Each record is to be transcribed exactly.

---

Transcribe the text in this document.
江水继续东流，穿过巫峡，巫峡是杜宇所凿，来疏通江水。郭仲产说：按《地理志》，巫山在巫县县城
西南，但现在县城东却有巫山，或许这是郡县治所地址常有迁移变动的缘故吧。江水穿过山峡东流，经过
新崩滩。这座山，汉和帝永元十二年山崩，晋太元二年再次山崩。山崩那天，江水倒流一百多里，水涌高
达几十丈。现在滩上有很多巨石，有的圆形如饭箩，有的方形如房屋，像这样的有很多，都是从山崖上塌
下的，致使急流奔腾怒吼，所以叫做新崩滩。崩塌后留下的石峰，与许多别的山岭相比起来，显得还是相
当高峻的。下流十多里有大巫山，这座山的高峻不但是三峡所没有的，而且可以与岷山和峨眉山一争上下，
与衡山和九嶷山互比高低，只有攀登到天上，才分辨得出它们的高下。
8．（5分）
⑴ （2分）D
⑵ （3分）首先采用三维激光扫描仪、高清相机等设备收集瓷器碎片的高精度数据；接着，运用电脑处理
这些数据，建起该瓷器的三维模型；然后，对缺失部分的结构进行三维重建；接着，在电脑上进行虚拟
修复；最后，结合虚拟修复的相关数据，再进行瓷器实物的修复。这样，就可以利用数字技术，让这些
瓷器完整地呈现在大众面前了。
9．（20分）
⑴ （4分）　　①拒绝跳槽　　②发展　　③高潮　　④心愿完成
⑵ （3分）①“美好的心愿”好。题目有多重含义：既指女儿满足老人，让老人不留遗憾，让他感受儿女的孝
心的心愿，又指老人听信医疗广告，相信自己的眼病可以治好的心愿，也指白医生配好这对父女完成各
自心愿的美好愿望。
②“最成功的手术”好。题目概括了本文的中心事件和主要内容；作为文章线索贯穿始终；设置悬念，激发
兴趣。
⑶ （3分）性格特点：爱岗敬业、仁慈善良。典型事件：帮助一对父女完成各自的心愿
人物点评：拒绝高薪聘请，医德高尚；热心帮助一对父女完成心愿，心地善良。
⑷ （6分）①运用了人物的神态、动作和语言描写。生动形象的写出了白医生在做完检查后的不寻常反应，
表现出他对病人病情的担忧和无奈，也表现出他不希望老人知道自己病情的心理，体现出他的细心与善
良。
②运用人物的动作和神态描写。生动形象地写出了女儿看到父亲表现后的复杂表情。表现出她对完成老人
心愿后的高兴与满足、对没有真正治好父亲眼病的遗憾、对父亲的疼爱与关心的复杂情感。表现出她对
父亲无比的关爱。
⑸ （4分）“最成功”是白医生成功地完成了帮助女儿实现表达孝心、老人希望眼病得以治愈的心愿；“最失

---

**Written answer:**
Transcribe the text in this document.
江水继续东流，穿过巫峡，巫峡是杜宇所凿，来疏通江水。郭仲产说：按《地理志》，巫山在巫县县城
西南，但现在县城东却有巫山，或许这是郡县治所地址常有迁移变动的缘故吧。江水穿过山峡东流，经过
新崩滩。这座山，汉和帝永元十二年山崩，晋太元二年再次山崩。山崩那天，江水倒流一百多里，水涌高
达几十丈。现在滩上有很多巨石，有的圆形如饭箩，有的方形如房屋，像这样的有很多，都是从山崖上塌
下的，致使急流奔腾怒吼，所以叫做新崩滩。崩塌后留下的石峰，与许多别的山岭相比起来，显得还是相
当高峻的。下流十多里有大巫山，这座山的高峻不但是三峡所没有的，而且可以与岷山和峨眉山一争上下，
与衡山和九嶷山互比高低，只有攀登到天上，才分辨得出它们的高下。
8．（5分）
⑴ （2分）D
⑵ （3分）首先采用三维激光扫描仪、高清相机等设备收集瓷器碎片的高精度数据；接着，运用电脑处理
这些数据，建起该瓷器的三维模型；然后，对缺失部分的结构进行三维重建；接着，在电脑上进行虚拟
修复；最后，结合虚拟修复的相关数据，再进行瓷器实物的修复。这样，就可以利用数字技术，让这些
瓷器完整地呈现在大众面前了。
9．（20分）
⑴ （4分）　　①拒绝跳槽　　②发展　　③高潮　　④心愿完成
⑵ （3分）①“美好的心愿”好。题目有多重含义：既指女儿满足老人，让老人不留遗憾，让他感受儿女的孝
心的心愿，又指老人听信医疗广告，相信自己的眼病可以治好的心愿，也指白医生配好这对父女完成各
自心愿的美好愿望。
②“最成功的手术”好。题目概括了本文的中心事件和主要内容；作为文章线索贯穿始终；设置悬念，激发
兴趣。
⑶ （3分）性格特点：爱岗敬业、仁慈善良。典型事件：帮助一对父女完成各自的心愿
人物点评：拒绝高薪聘请，医德高尚；热心帮助一对父女完成心愿，心地善良。
⑷ （6分）①运用了人物的神态、动作和语言描写。生动形象的写出了白医生在做完检查后的不寻常反应，
表现出他对病人病情的担忧和无奈，也表现出他不希望老人知道自己病情的心理，体现出他的细心与善
良。
②运用人物的动作和神态描写。生动形象地写出了女儿看到父亲表现后的复杂表情。表现出她对完成老人
心愿后的高兴与满足、对没有真正治好父亲眼病的遗憾、对父亲的疼爱与关心的复杂情感。表现出她对
父亲无比的关爱。
⑸ （4分）“最成功”是白医生成功地完成了帮助女儿实现表达孝心、老人希望眼病得以治愈的心愿；“最失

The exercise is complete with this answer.